---------- Data listing ----------
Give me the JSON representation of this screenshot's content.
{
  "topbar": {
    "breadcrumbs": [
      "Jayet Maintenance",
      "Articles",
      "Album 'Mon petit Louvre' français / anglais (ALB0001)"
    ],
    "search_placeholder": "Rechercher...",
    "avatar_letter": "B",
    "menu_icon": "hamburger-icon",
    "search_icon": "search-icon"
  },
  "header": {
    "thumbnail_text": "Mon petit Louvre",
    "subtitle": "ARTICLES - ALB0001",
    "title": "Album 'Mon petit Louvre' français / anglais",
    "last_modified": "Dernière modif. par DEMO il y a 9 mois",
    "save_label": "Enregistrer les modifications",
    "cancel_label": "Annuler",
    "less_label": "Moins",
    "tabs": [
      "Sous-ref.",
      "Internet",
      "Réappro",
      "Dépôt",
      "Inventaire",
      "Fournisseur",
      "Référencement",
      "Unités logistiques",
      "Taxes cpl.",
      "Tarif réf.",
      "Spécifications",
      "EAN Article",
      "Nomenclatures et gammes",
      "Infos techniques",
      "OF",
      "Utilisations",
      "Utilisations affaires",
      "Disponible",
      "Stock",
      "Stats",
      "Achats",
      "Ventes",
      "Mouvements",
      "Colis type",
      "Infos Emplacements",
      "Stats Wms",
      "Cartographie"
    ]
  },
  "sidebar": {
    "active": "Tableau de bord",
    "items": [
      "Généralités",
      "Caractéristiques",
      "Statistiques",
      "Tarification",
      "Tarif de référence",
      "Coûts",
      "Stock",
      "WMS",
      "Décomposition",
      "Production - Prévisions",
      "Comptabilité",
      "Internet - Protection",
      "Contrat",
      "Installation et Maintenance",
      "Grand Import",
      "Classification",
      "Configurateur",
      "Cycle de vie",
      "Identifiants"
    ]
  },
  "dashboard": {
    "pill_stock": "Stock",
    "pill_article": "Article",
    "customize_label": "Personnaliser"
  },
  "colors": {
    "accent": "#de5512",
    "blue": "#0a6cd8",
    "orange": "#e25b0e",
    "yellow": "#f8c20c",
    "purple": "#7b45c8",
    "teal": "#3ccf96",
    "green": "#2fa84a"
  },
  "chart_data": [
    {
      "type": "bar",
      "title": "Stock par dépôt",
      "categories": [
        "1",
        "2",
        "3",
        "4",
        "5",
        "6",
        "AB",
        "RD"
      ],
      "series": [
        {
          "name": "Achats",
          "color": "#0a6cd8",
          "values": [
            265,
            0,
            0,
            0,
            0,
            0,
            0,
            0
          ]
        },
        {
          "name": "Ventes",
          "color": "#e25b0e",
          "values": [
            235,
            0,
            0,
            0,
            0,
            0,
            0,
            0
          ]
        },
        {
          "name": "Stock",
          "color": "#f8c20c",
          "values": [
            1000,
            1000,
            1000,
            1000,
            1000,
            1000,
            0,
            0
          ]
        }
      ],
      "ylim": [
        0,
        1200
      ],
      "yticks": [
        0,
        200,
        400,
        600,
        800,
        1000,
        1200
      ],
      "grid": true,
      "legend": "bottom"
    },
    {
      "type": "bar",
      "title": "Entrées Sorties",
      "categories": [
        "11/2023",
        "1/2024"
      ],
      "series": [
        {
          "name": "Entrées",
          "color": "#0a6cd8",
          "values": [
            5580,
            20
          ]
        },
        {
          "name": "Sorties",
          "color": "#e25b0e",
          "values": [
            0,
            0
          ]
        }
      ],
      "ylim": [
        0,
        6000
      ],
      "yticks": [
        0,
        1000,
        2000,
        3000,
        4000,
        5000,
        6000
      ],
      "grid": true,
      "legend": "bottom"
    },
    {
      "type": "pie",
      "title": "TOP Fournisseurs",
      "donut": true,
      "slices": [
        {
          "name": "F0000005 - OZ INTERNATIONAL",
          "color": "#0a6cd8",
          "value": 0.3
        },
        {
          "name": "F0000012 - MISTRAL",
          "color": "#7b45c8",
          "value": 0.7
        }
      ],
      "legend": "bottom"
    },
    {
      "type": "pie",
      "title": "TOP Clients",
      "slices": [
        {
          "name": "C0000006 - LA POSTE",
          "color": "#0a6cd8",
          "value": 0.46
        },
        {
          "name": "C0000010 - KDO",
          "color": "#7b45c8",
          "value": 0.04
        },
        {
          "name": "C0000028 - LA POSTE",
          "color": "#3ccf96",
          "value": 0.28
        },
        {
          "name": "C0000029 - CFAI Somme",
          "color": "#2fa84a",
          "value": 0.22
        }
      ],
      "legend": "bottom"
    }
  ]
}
----------
#### Work to be completed
Every entry should be output exactly as written, please.

#### Response to the task
Give me the JSON representation of this screenshot's content.
{
  "topbar": {
    "breadcrumbs": [
      "Jayet Maintenance",
      "Articles",
      "Album 'Mon petit Louvre' français / anglais (ALB0001)"
    ],
    "search_placeholder": "Rechercher...",
    "avatar_letter": "B",
    "menu_icon": "hamburger-icon",
    "search_icon": "search-icon"
  },
  "header": {
    "thumbnail_text": "Mon petit Louvre",
    "subtitle": "ARTICLES - ALB0001",
    "title": "Album 'Mon petit Louvre' français / anglais",
    "last_modified": "Dernière modif. par DEMO il y a 9 mois",
    "save_label": "Enregistrer les modifications",
    "cancel_label": "Annuler",
    "less_label": "Moins",
    "tabs": [
      "Sous-ref.",
      "Internet",
      "Réappro",
      "Dépôt",
      "Inventaire",
      "Fournisseur",
      "Référencement",
      "Unités logistiques",
      "Taxes cpl.",
      "Tarif réf.",
      "Spécifications",
      "EAN Article",
      "Nomenclatures et gammes",
      "Infos techniques",
      "OF",
      "Utilisations",
      "Utilisations affaires",
      "Disponible",
      "Stock",
      "Stats",
      "Achats",
      "Ventes",
      "Mouvements",
      "Colis type",
      "Infos Emplacements",
      "Stats Wms",
      "Cartographie"
    ]
  },
  "sidebar": {
    "active": "Tableau de bord",
    "items": [
      "Généralités",
      "Caractéristiques",
      "Statistiques",
      "Tarification",
      "Tarif de référence",
      "Coûts",
      "Stock",
      "WMS",
      "Décomposition",
      "Production - Prévisions",
      "Comptabilité",
      "Internet - Protection",
      "Contrat",
      "Installation et Maintenance",
      "Grand Import",
      "Classification",
      "Configurateur",
      "Cycle de vie",
      "Identifiants"
    ]
  },
  "dashboard": {
    "pill_stock": "Stock",
    "pill_article": "Article",
    "customize_label": "Personnaliser"
  },
  "colors": {
    "accent": "#de5512",
    "blue": "#0a6cd8",
    "orange": "#e25b0e",
    "yellow": "#f8c20c",
    "purple": "#7b45c8",
    "teal": "#3ccf96",
    "green": "#2fa84a"
  },
  "chart_data": [
    {
      "type": "bar",
      "title": "Stock par dépôt",
      "categories": [
        "1",
        "2",
        "3",
        "4",
        "5",
        "6",
        "AB",
        "RD"
      ],
      "series": [
        {
          "name": "Achats",
          "color": "#0a6cd8",
          "values": [
            265,
            0,
            0,
            0,
            0,
            0,
            0,
            0
          ]
        },
        {
          "name": "Ventes",
          "color": "#e25b0e",
          "values": [
            235,
            0,
            0,
            0,
            0,
            0,
            0,
            0
          ]
        },
        {
          "name": "Stock",
          "color": "#f8c20c",
          "values": [
            1000,
            1000,
            1000,
            1000,
            1000,
            1000,
            0,
            0
          ]
        }
      ],
      "ylim": [
        0,
        1200
      ],
      "yticks": [
        0,
        200,
        400,
        600,
        800,
        1000,
        1200
      ],
      "grid": true,
      "legend": "bottom"
    },
    {
      "type": "bar",
      "title": "Entrées Sorties",
      "categories": [
        "11/2023",
        "1/2024"
      ],
      "series": [
        {
          "name": "Entrées",
          "color": "#0a6cd8",
          "values": [
            5580,
            20
          ]
        },
        {
          "name": "Sorties",
          "color": "#e25b0e",
          "values": [
            0,
            0
          ]
        }
      ],
      "ylim": [
        0,
        6000
      ],
      "yticks": [
        0,
        1000,
        2000,
        3000,
        4000,
        5000,
        6000
      ],
      "grid": true,
      "legend": "bottom"
    },
    {
      "type": "pie",
      "title": "TOP Fournisseurs",
      "donut": true,
      "slices": [
        {
          "name": "F0000005 - OZ INTERNATIONAL",
          "color": "#0a6cd8",
          "value": 0.3
        },
        {
          "name": "F0000012 - MISTRAL",
          "color": "#7b45c8",
          "value": 0.7
        }
      ],
      "legend": "bottom"
    },
    {
      "type": "pie",
      "title": "TOP Clients",
      "slices": [
        {
          "name": "C0000006 - LA POSTE",
          "color": "#0a6cd8",
          "value": 0.46
        },
        {
          "name": "C0000010 - KDO",
          "color": "#7b45c8",
          "value": 0.04
        },
        {
          "name": "C0000028 - LA POSTE",
          "color": "#3ccf96",
          "value": 0.28
        },
        {
          "name": "C0000029 - CFAI Somme",
          "color": "#2fa84a",
          "value": 0.22
        }
      ],
      "legend": "bottom"
    }
  ]
}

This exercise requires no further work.